### AIM OF THE TASK
Could you repeat exactly the lines below, from the line containing "What does this" through the last one, both included, while leaving out any pictures?

— start of SUPPLIED RECORDS —

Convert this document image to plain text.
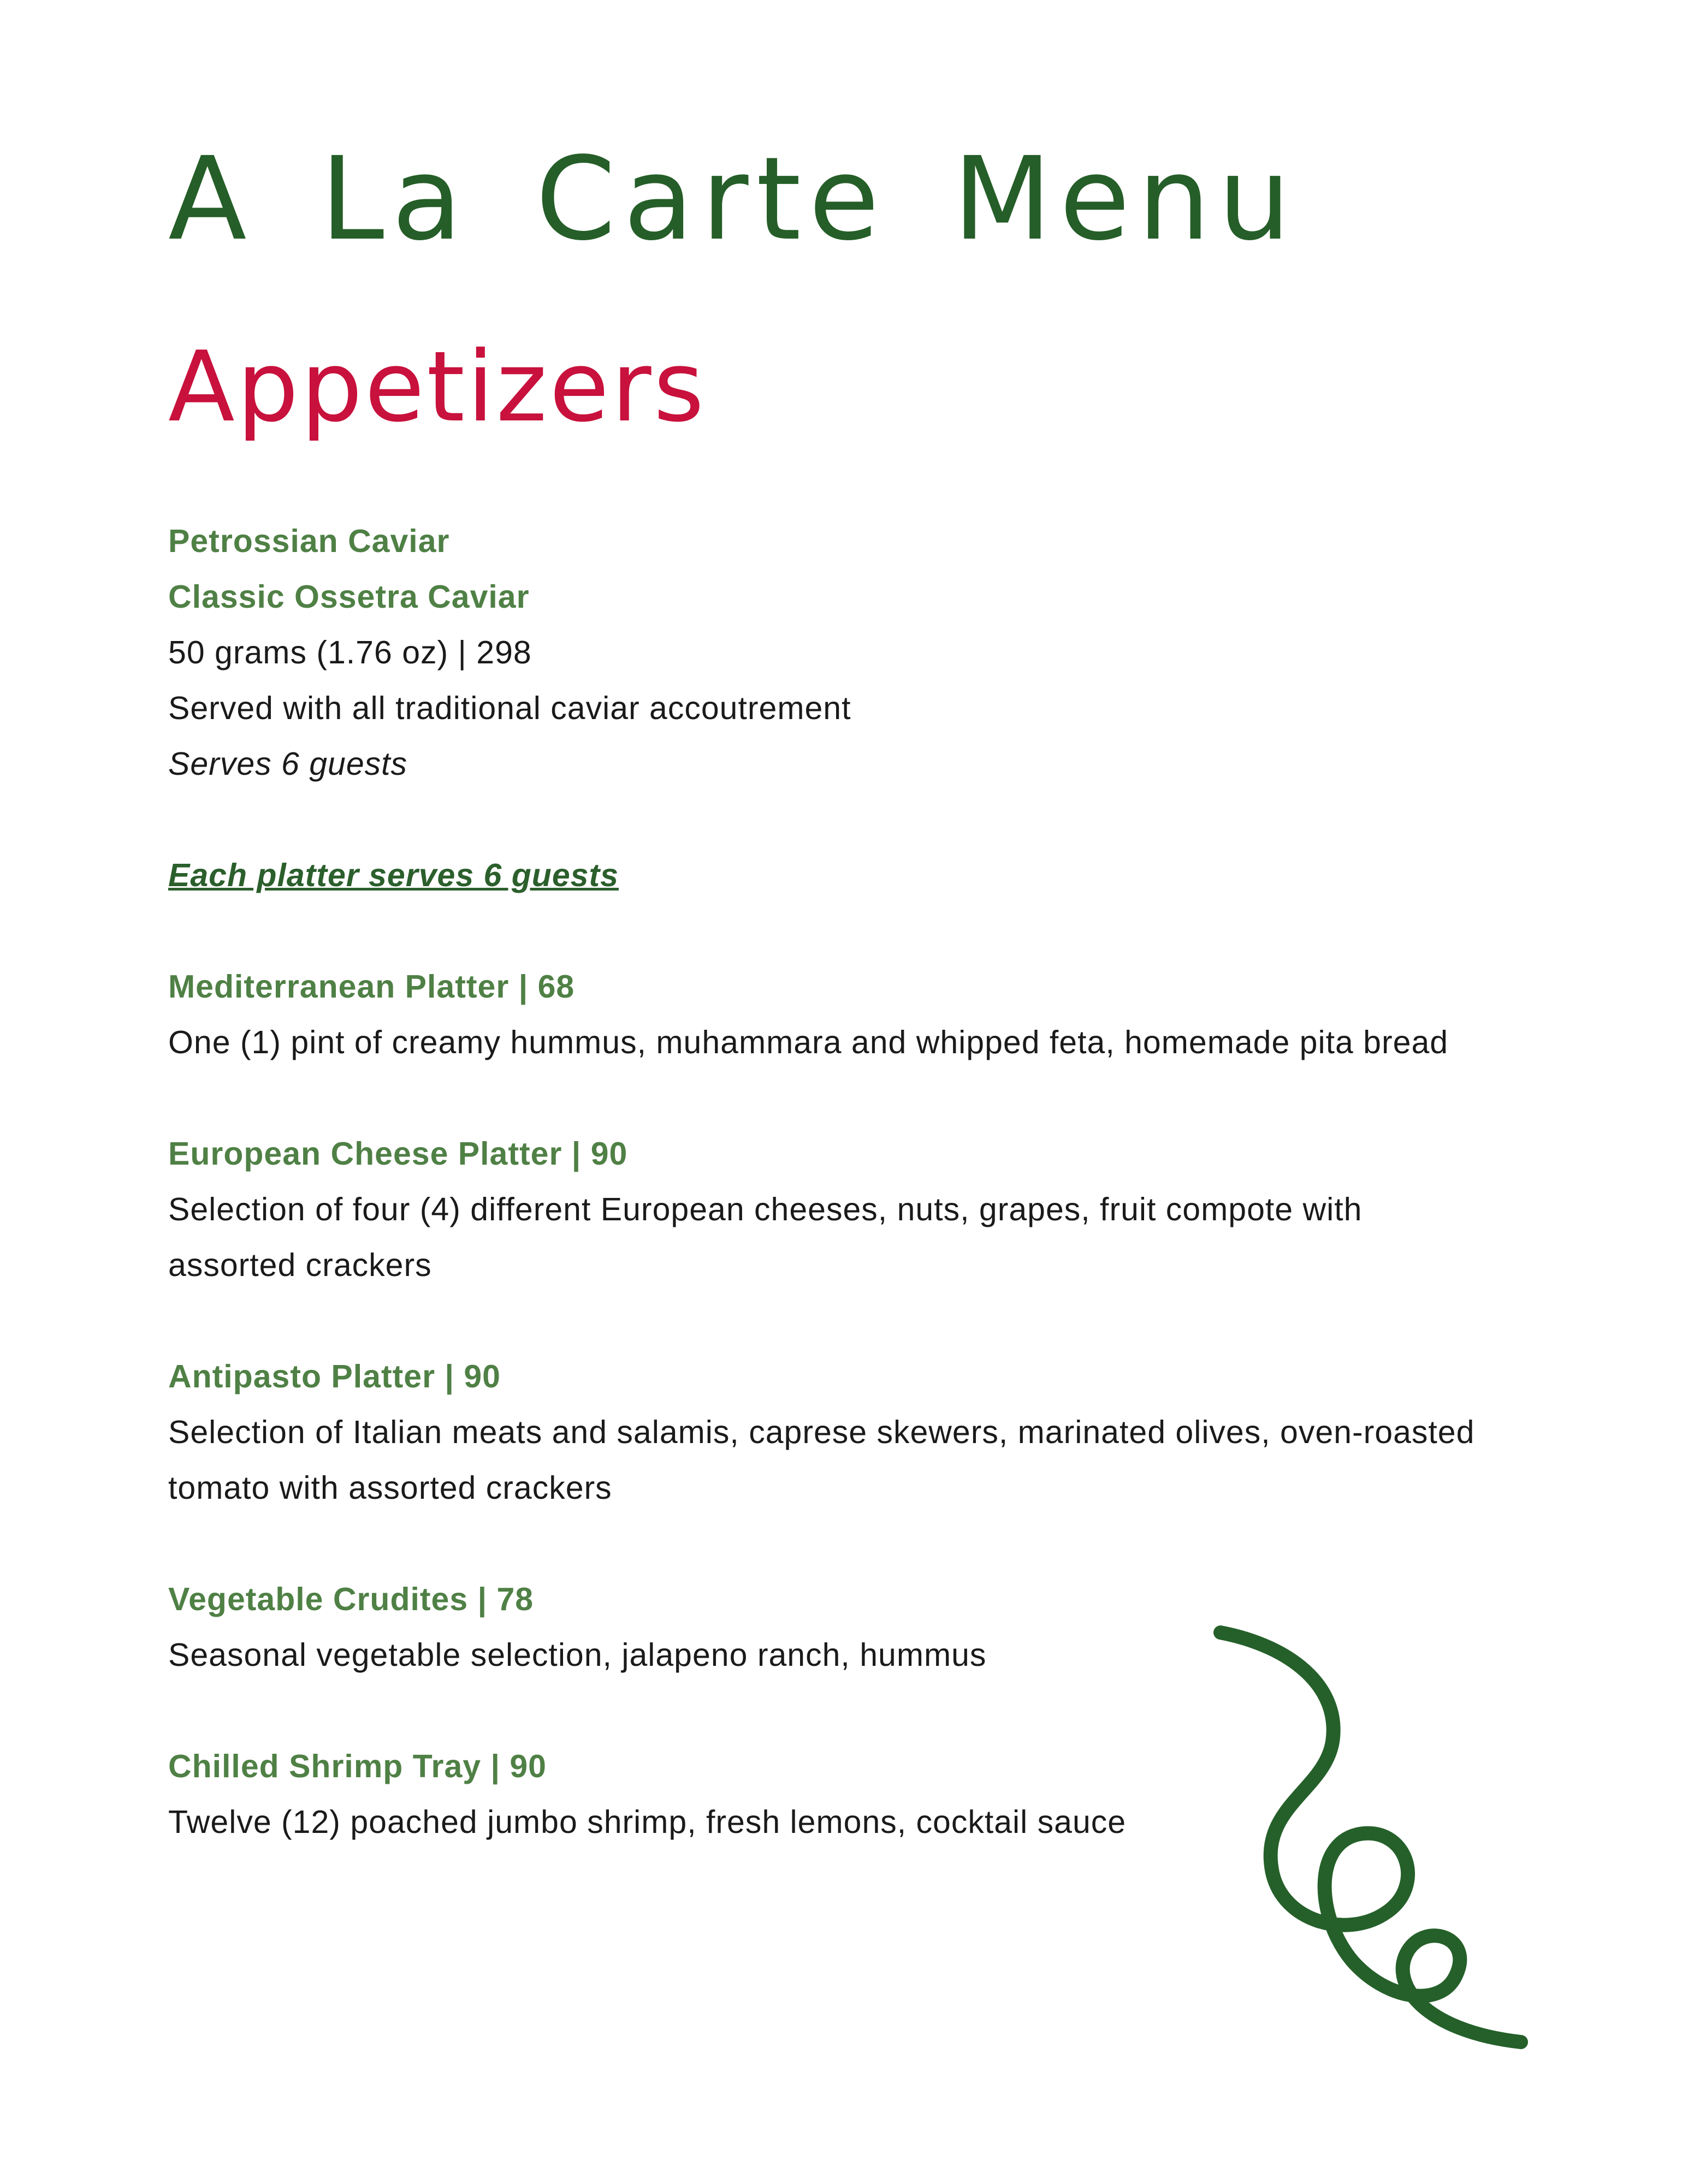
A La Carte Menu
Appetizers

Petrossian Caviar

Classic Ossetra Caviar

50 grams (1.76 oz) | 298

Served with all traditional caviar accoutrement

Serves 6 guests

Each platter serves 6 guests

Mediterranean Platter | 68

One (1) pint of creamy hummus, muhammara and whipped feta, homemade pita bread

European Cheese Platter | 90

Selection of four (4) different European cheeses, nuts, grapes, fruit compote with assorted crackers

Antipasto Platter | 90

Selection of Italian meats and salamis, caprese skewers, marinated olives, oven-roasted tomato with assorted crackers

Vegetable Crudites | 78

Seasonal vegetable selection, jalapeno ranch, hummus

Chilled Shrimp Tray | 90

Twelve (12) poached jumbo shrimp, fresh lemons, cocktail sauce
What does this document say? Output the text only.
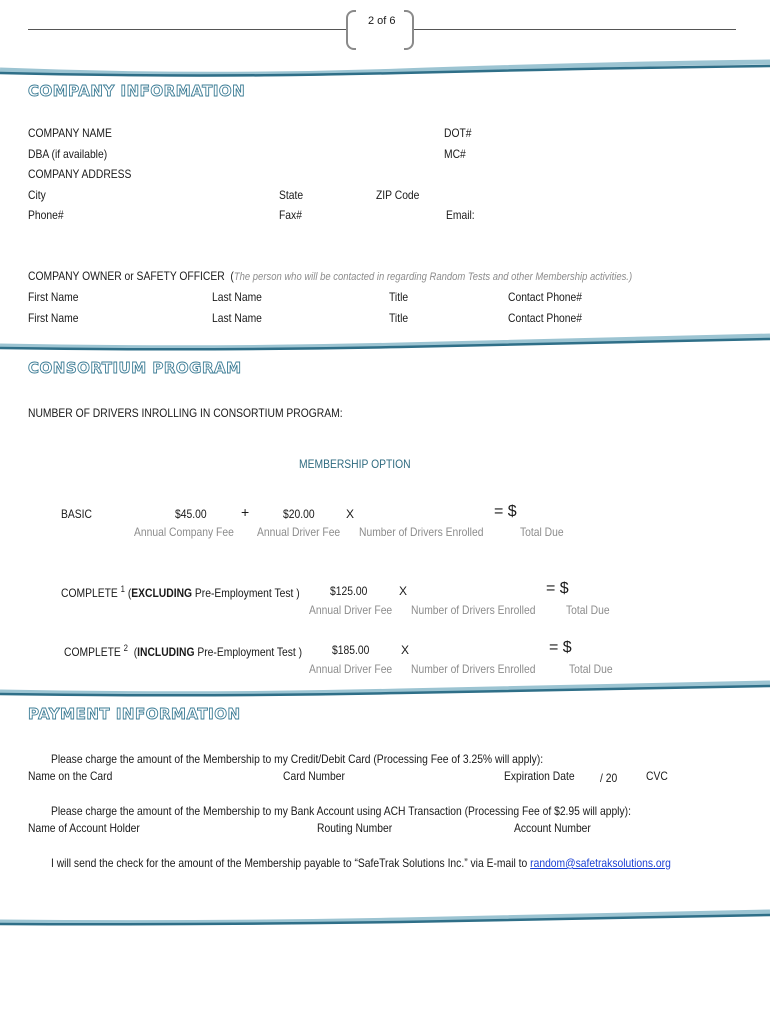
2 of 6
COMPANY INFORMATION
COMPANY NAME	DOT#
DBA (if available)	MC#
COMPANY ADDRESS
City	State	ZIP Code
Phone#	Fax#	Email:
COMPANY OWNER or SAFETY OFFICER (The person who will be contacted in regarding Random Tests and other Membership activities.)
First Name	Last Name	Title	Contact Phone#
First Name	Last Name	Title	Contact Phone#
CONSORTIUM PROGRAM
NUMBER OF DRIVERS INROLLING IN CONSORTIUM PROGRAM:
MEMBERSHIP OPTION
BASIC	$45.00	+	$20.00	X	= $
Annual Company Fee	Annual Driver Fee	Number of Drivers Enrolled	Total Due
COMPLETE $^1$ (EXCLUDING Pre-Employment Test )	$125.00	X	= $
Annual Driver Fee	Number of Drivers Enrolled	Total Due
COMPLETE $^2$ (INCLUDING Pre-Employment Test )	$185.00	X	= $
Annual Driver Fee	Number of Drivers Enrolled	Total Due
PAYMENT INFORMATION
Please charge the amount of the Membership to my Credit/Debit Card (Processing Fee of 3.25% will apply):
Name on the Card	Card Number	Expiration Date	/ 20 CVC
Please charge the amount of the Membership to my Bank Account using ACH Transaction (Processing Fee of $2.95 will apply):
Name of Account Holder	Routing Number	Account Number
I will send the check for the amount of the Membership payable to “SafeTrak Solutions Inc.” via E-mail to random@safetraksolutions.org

— end of SUPPLIED RECORDS —

### REPLY
What does this document say? Output the text only.
2 of 6
COMPANY INFORMATION
COMPANY NAME	DOT#
DBA (if available)	MC#
COMPANY ADDRESS
City	State	ZIP Code
Phone#	Fax#	Email:
COMPANY OWNER or SAFETY OFFICER (The person who will be contacted in regarding Random Tests and other Membership activities.)
First Name	Last Name	Title	Contact Phone#
First Name	Last Name	Title	Contact Phone#
CONSORTIUM PROGRAM
NUMBER OF DRIVERS INROLLING IN CONSORTIUM PROGRAM:
MEMBERSHIP OPTION
BASIC	$45.00	+	$20.00	X	= $
Annual Company Fee	Annual Driver Fee	Number of Drivers Enrolled	Total Due
COMPLETE $^1$ (EXCLUDING Pre-Employment Test )	$125.00	X	= $
Annual Driver Fee	Number of Drivers Enrolled	Total Due
COMPLETE $^2$ (INCLUDING Pre-Employment Test )	$185.00	X	= $
Annual Driver Fee	Number of Drivers Enrolled	Total Due
PAYMENT INFORMATION
Please charge the amount of the Membership to my Credit/Debit Card (Processing Fee of 3.25% will apply):
Name on the Card	Card Number	Expiration Date	/ 20 CVC
Please charge the amount of the Membership to my Bank Account using ACH Transaction (Processing Fee of $2.95 will apply):
Name of Account Holder	Routing Number	Account Number
I will send the check for the amount of the Membership payable to “SafeTrak Solutions Inc.” via E-mail to random@safetraksolutions.org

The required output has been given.